◆ Dataset excerpt:

• • • • •

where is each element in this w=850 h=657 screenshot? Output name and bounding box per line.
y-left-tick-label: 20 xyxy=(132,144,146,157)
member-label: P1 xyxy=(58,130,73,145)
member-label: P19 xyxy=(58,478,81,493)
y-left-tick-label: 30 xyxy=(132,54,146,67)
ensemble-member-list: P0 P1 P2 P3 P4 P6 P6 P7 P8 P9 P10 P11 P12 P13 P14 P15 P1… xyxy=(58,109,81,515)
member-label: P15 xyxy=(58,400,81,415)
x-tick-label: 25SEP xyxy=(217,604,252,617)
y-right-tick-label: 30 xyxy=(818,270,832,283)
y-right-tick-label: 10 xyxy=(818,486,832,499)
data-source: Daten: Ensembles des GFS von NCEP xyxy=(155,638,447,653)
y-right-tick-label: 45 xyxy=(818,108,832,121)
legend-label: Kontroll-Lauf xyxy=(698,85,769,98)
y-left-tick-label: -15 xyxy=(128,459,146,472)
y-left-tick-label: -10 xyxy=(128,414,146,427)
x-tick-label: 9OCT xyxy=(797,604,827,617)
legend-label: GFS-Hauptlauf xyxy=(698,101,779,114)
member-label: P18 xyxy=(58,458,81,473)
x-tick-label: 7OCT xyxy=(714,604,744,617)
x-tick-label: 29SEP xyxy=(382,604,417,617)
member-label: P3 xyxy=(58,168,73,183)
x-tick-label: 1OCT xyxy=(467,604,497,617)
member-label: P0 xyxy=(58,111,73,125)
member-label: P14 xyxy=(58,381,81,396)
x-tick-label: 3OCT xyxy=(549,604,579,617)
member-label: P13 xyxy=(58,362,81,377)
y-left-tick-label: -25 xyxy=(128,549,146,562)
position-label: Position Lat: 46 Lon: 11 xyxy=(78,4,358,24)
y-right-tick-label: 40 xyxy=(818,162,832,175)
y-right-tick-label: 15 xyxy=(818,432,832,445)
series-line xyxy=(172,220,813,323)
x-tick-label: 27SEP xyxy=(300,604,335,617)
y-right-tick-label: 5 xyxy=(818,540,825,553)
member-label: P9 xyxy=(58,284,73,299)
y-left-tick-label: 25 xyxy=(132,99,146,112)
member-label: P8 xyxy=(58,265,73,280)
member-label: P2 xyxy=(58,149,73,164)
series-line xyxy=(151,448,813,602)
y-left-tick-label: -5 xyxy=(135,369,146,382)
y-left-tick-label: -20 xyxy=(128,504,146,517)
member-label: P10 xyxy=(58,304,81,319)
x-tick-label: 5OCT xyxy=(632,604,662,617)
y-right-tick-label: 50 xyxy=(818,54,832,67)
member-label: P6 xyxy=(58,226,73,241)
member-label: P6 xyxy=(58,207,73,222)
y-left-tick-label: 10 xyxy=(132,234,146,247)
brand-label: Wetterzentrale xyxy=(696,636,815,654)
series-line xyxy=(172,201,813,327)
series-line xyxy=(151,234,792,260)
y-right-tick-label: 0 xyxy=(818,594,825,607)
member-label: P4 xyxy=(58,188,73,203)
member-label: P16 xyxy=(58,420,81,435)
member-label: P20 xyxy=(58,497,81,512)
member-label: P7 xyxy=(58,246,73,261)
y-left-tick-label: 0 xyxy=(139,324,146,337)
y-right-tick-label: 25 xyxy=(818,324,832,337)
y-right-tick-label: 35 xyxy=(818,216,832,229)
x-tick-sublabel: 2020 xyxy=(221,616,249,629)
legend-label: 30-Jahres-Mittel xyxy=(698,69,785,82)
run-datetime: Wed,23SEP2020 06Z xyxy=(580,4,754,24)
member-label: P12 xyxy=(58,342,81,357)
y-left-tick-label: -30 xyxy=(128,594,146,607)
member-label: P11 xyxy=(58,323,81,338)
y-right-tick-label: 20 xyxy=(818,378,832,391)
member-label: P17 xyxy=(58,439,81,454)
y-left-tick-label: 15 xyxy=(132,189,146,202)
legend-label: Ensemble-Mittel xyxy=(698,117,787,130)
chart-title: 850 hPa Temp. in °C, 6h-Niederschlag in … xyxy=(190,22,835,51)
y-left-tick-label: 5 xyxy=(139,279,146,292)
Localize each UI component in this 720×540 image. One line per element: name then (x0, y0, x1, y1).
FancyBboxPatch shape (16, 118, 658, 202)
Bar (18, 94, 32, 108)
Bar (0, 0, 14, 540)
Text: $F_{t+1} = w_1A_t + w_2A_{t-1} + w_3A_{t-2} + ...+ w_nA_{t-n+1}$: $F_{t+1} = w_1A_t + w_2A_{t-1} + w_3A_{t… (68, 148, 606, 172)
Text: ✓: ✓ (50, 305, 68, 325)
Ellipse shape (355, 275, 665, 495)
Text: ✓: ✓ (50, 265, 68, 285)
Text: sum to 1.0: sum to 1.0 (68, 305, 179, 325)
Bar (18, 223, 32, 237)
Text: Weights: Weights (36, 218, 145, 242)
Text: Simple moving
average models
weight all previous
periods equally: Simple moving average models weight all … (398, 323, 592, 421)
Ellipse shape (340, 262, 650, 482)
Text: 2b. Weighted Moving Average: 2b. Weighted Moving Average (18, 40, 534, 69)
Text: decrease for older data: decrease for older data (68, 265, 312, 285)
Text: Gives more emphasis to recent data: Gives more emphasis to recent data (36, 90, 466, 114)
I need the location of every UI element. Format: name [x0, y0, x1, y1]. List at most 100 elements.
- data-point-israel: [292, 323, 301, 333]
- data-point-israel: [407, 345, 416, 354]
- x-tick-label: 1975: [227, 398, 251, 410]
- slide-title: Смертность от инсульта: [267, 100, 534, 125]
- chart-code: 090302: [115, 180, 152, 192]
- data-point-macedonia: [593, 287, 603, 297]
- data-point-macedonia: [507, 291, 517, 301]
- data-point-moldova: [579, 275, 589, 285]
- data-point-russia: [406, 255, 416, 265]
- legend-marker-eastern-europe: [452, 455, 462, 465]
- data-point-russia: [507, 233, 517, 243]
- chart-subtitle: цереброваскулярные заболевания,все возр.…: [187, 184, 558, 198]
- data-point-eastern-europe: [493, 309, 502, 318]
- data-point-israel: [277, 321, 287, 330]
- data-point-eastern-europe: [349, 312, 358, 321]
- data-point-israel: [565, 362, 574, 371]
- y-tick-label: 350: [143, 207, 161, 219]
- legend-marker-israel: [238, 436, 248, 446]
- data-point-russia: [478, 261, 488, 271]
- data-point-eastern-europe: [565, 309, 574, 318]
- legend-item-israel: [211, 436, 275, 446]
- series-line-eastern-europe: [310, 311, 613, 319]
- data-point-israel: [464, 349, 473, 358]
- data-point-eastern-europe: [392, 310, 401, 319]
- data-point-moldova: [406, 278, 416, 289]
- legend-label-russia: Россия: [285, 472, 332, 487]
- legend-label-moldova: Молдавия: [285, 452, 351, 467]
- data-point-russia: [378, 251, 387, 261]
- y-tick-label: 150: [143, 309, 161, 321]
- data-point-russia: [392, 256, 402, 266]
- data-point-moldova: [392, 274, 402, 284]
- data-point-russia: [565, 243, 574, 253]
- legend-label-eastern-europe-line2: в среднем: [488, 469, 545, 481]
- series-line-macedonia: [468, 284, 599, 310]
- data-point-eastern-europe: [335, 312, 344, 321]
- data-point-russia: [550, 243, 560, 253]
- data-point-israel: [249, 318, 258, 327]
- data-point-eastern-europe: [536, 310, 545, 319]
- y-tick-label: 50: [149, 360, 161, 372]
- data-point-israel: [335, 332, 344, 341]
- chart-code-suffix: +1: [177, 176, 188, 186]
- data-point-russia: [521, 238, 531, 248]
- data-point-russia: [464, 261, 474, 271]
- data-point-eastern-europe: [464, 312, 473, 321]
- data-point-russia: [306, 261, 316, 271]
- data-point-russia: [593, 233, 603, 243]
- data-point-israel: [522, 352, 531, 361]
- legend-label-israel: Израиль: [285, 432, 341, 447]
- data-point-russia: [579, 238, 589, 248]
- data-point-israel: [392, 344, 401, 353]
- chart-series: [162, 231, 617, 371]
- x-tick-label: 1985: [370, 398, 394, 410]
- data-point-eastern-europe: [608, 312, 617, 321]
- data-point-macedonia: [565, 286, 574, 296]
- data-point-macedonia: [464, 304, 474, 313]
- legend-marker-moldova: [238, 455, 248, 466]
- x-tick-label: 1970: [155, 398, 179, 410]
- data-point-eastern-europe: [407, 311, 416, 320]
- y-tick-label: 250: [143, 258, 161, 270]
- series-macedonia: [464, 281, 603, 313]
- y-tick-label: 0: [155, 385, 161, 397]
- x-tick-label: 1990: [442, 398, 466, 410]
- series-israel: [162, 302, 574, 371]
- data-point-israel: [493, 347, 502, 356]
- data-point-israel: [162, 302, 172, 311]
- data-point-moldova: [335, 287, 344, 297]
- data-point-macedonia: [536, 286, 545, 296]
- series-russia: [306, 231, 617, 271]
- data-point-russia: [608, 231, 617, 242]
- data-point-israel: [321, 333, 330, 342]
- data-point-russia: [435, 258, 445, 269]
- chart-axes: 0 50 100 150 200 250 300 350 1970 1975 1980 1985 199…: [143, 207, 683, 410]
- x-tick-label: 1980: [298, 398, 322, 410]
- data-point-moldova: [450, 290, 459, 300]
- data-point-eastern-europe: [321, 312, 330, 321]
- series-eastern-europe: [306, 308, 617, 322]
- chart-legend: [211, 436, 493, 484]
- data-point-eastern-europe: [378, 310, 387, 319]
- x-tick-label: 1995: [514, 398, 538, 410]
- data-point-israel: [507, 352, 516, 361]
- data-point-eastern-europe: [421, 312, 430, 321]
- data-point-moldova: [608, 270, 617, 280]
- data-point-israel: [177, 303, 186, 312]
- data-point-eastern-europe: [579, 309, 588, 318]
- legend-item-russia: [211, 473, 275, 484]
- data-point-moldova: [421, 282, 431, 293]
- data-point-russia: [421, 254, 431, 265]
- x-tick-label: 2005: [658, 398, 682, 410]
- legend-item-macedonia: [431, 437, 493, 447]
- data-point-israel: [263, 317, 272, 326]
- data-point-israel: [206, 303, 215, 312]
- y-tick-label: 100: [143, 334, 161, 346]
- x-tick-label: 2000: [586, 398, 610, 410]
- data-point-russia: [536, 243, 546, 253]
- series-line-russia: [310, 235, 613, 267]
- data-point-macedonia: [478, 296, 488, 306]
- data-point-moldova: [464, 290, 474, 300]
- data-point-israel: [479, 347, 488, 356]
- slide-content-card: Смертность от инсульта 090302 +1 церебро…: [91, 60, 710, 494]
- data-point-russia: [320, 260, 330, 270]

• • • • •

◆ What is being asked:
Repeat the lines of the records above word for word, beginning at the start of the records and stopping after the line that contains "y-left-tick-label: 30 xyxy=(132,54,146,67)".

◆ Solution to this exercise:
where is each element in this w=850 h=657 screenshot? Output name and bounding box per line.
y-left-tick-label: 20 xyxy=(132,144,146,157)
member-label: P1 xyxy=(58,130,73,145)
member-label: P19 xyxy=(58,478,81,493)
y-left-tick-label: 30 xyxy=(132,54,146,67)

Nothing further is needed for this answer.